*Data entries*

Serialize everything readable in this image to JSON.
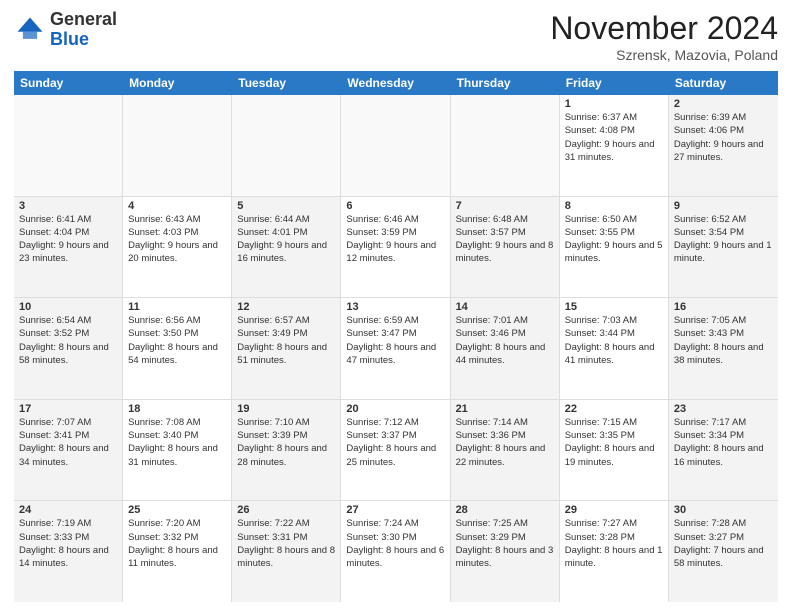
{
  "header": {
    "logo_general": "General",
    "logo_blue": "Blue",
    "month_title": "November 2024",
    "location": "Szrensk, Mazovia, Poland"
  },
  "calendar": {
    "days_of_week": [
      "Sunday",
      "Monday",
      "Tuesday",
      "Wednesday",
      "Thursday",
      "Friday",
      "Saturday"
    ],
    "weeks": [
      [
        {
          "day": "",
          "info": ""
        },
        {
          "day": "",
          "info": ""
        },
        {
          "day": "",
          "info": ""
        },
        {
          "day": "",
          "info": ""
        },
        {
          "day": "",
          "info": ""
        },
        {
          "day": "1",
          "info": "Sunrise: 6:37 AM\nSunset: 4:08 PM\nDaylight: 9 hours and 31 minutes."
        },
        {
          "day": "2",
          "info": "Sunrise: 6:39 AM\nSunset: 4:06 PM\nDaylight: 9 hours and 27 minutes."
        }
      ],
      [
        {
          "day": "3",
          "info": "Sunrise: 6:41 AM\nSunset: 4:04 PM\nDaylight: 9 hours and 23 minutes."
        },
        {
          "day": "4",
          "info": "Sunrise: 6:43 AM\nSunset: 4:03 PM\nDaylight: 9 hours and 20 minutes."
        },
        {
          "day": "5",
          "info": "Sunrise: 6:44 AM\nSunset: 4:01 PM\nDaylight: 9 hours and 16 minutes."
        },
        {
          "day": "6",
          "info": "Sunrise: 6:46 AM\nSunset: 3:59 PM\nDaylight: 9 hours and 12 minutes."
        },
        {
          "day": "7",
          "info": "Sunrise: 6:48 AM\nSunset: 3:57 PM\nDaylight: 9 hours and 8 minutes."
        },
        {
          "day": "8",
          "info": "Sunrise: 6:50 AM\nSunset: 3:55 PM\nDaylight: 9 hours and 5 minutes."
        },
        {
          "day": "9",
          "info": "Sunrise: 6:52 AM\nSunset: 3:54 PM\nDaylight: 9 hours and 1 minute."
        }
      ],
      [
        {
          "day": "10",
          "info": "Sunrise: 6:54 AM\nSunset: 3:52 PM\nDaylight: 8 hours and 58 minutes."
        },
        {
          "day": "11",
          "info": "Sunrise: 6:56 AM\nSunset: 3:50 PM\nDaylight: 8 hours and 54 minutes."
        },
        {
          "day": "12",
          "info": "Sunrise: 6:57 AM\nSunset: 3:49 PM\nDaylight: 8 hours and 51 minutes."
        },
        {
          "day": "13",
          "info": "Sunrise: 6:59 AM\nSunset: 3:47 PM\nDaylight: 8 hours and 47 minutes."
        },
        {
          "day": "14",
          "info": "Sunrise: 7:01 AM\nSunset: 3:46 PM\nDaylight: 8 hours and 44 minutes."
        },
        {
          "day": "15",
          "info": "Sunrise: 7:03 AM\nSunset: 3:44 PM\nDaylight: 8 hours and 41 minutes."
        },
        {
          "day": "16",
          "info": "Sunrise: 7:05 AM\nSunset: 3:43 PM\nDaylight: 8 hours and 38 minutes."
        }
      ],
      [
        {
          "day": "17",
          "info": "Sunrise: 7:07 AM\nSunset: 3:41 PM\nDaylight: 8 hours and 34 minutes."
        },
        {
          "day": "18",
          "info": "Sunrise: 7:08 AM\nSunset: 3:40 PM\nDaylight: 8 hours and 31 minutes."
        },
        {
          "day": "19",
          "info": "Sunrise: 7:10 AM\nSunset: 3:39 PM\nDaylight: 8 hours and 28 minutes."
        },
        {
          "day": "20",
          "info": "Sunrise: 7:12 AM\nSunset: 3:37 PM\nDaylight: 8 hours and 25 minutes."
        },
        {
          "day": "21",
          "info": "Sunrise: 7:14 AM\nSunset: 3:36 PM\nDaylight: 8 hours and 22 minutes."
        },
        {
          "day": "22",
          "info": "Sunrise: 7:15 AM\nSunset: 3:35 PM\nDaylight: 8 hours and 19 minutes."
        },
        {
          "day": "23",
          "info": "Sunrise: 7:17 AM\nSunset: 3:34 PM\nDaylight: 8 hours and 16 minutes."
        }
      ],
      [
        {
          "day": "24",
          "info": "Sunrise: 7:19 AM\nSunset: 3:33 PM\nDaylight: 8 hours and 14 minutes."
        },
        {
          "day": "25",
          "info": "Sunrise: 7:20 AM\nSunset: 3:32 PM\nDaylight: 8 hours and 11 minutes."
        },
        {
          "day": "26",
          "info": "Sunrise: 7:22 AM\nSunset: 3:31 PM\nDaylight: 8 hours and 8 minutes."
        },
        {
          "day": "27",
          "info": "Sunrise: 7:24 AM\nSunset: 3:30 PM\nDaylight: 8 hours and 6 minutes."
        },
        {
          "day": "28",
          "info": "Sunrise: 7:25 AM\nSunset: 3:29 PM\nDaylight: 8 hours and 3 minutes."
        },
        {
          "day": "29",
          "info": "Sunrise: 7:27 AM\nSunset: 3:28 PM\nDaylight: 8 hours and 1 minute."
        },
        {
          "day": "30",
          "info": "Sunrise: 7:28 AM\nSunset: 3:27 PM\nDaylight: 7 hours and 58 minutes."
        }
      ]
    ]
  }
}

*SET PROBLEM*
Reproduce the material in its entirety and word for word, without the pictures.

*ANSWER FOR THIS EXERCISE*
Serialize everything readable in this image to JSON.
{
  "header": {
    "logo_general": "General",
    "logo_blue": "Blue",
    "month_title": "November 2024",
    "location": "Szrensk, Mazovia, Poland"
  },
  "calendar": {
    "days_of_week": [
      "Sunday",
      "Monday",
      "Tuesday",
      "Wednesday",
      "Thursday",
      "Friday",
      "Saturday"
    ],
    "weeks": [
      [
        {
          "day": "",
          "info": ""
        },
        {
          "day": "",
          "info": ""
        },
        {
          "day": "",
          "info": ""
        },
        {
          "day": "",
          "info": ""
        },
        {
          "day": "",
          "info": ""
        },
        {
          "day": "1",
          "info": "Sunrise: 6:37 AM\nSunset: 4:08 PM\nDaylight: 9 hours and 31 minutes."
        },
        {
          "day": "2",
          "info": "Sunrise: 6:39 AM\nSunset: 4:06 PM\nDaylight: 9 hours and 27 minutes."
        }
      ],
      [
        {
          "day": "3",
          "info": "Sunrise: 6:41 AM\nSunset: 4:04 PM\nDaylight: 9 hours and 23 minutes."
        },
        {
          "day": "4",
          "info": "Sunrise: 6:43 AM\nSunset: 4:03 PM\nDaylight: 9 hours and 20 minutes."
        },
        {
          "day": "5",
          "info": "Sunrise: 6:44 AM\nSunset: 4:01 PM\nDaylight: 9 hours and 16 minutes."
        },
        {
          "day": "6",
          "info": "Sunrise: 6:46 AM\nSunset: 3:59 PM\nDaylight: 9 hours and 12 minutes."
        },
        {
          "day": "7",
          "info": "Sunrise: 6:48 AM\nSunset: 3:57 PM\nDaylight: 9 hours and 8 minutes."
        },
        {
          "day": "8",
          "info": "Sunrise: 6:50 AM\nSunset: 3:55 PM\nDaylight: 9 hours and 5 minutes."
        },
        {
          "day": "9",
          "info": "Sunrise: 6:52 AM\nSunset: 3:54 PM\nDaylight: 9 hours and 1 minute."
        }
      ],
      [
        {
          "day": "10",
          "info": "Sunrise: 6:54 AM\nSunset: 3:52 PM\nDaylight: 8 hours and 58 minutes."
        },
        {
          "day": "11",
          "info": "Sunrise: 6:56 AM\nSunset: 3:50 PM\nDaylight: 8 hours and 54 minutes."
        },
        {
          "day": "12",
          "info": "Sunrise: 6:57 AM\nSunset: 3:49 PM\nDaylight: 8 hours and 51 minutes."
        },
        {
          "day": "13",
          "info": "Sunrise: 6:59 AM\nSunset: 3:47 PM\nDaylight: 8 hours and 47 minutes."
        },
        {
          "day": "14",
          "info": "Sunrise: 7:01 AM\nSunset: 3:46 PM\nDaylight: 8 hours and 44 minutes."
        },
        {
          "day": "15",
          "info": "Sunrise: 7:03 AM\nSunset: 3:44 PM\nDaylight: 8 hours and 41 minutes."
        },
        {
          "day": "16",
          "info": "Sunrise: 7:05 AM\nSunset: 3:43 PM\nDaylight: 8 hours and 38 minutes."
        }
      ],
      [
        {
          "day": "17",
          "info": "Sunrise: 7:07 AM\nSunset: 3:41 PM\nDaylight: 8 hours and 34 minutes."
        },
        {
          "day": "18",
          "info": "Sunrise: 7:08 AM\nSunset: 3:40 PM\nDaylight: 8 hours and 31 minutes."
        },
        {
          "day": "19",
          "info": "Sunrise: 7:10 AM\nSunset: 3:39 PM\nDaylight: 8 hours and 28 minutes."
        },
        {
          "day": "20",
          "info": "Sunrise: 7:12 AM\nSunset: 3:37 PM\nDaylight: 8 hours and 25 minutes."
        },
        {
          "day": "21",
          "info": "Sunrise: 7:14 AM\nSunset: 3:36 PM\nDaylight: 8 hours and 22 minutes."
        },
        {
          "day": "22",
          "info": "Sunrise: 7:15 AM\nSunset: 3:35 PM\nDaylight: 8 hours and 19 minutes."
        },
        {
          "day": "23",
          "info": "Sunrise: 7:17 AM\nSunset: 3:34 PM\nDaylight: 8 hours and 16 minutes."
        }
      ],
      [
        {
          "day": "24",
          "info": "Sunrise: 7:19 AM\nSunset: 3:33 PM\nDaylight: 8 hours and 14 minutes."
        },
        {
          "day": "25",
          "info": "Sunrise: 7:20 AM\nSunset: 3:32 PM\nDaylight: 8 hours and 11 minutes."
        },
        {
          "day": "26",
          "info": "Sunrise: 7:22 AM\nSunset: 3:31 PM\nDaylight: 8 hours and 8 minutes."
        },
        {
          "day": "27",
          "info": "Sunrise: 7:24 AM\nSunset: 3:30 PM\nDaylight: 8 hours and 6 minutes."
        },
        {
          "day": "28",
          "info": "Sunrise: 7:25 AM\nSunset: 3:29 PM\nDaylight: 8 hours and 3 minutes."
        },
        {
          "day": "29",
          "info": "Sunrise: 7:27 AM\nSunset: 3:28 PM\nDaylight: 8 hours and 1 minute."
        },
        {
          "day": "30",
          "info": "Sunrise: 7:28 AM\nSunset: 3:27 PM\nDaylight: 7 hours and 58 minutes."
        }
      ]
    ]
  }
}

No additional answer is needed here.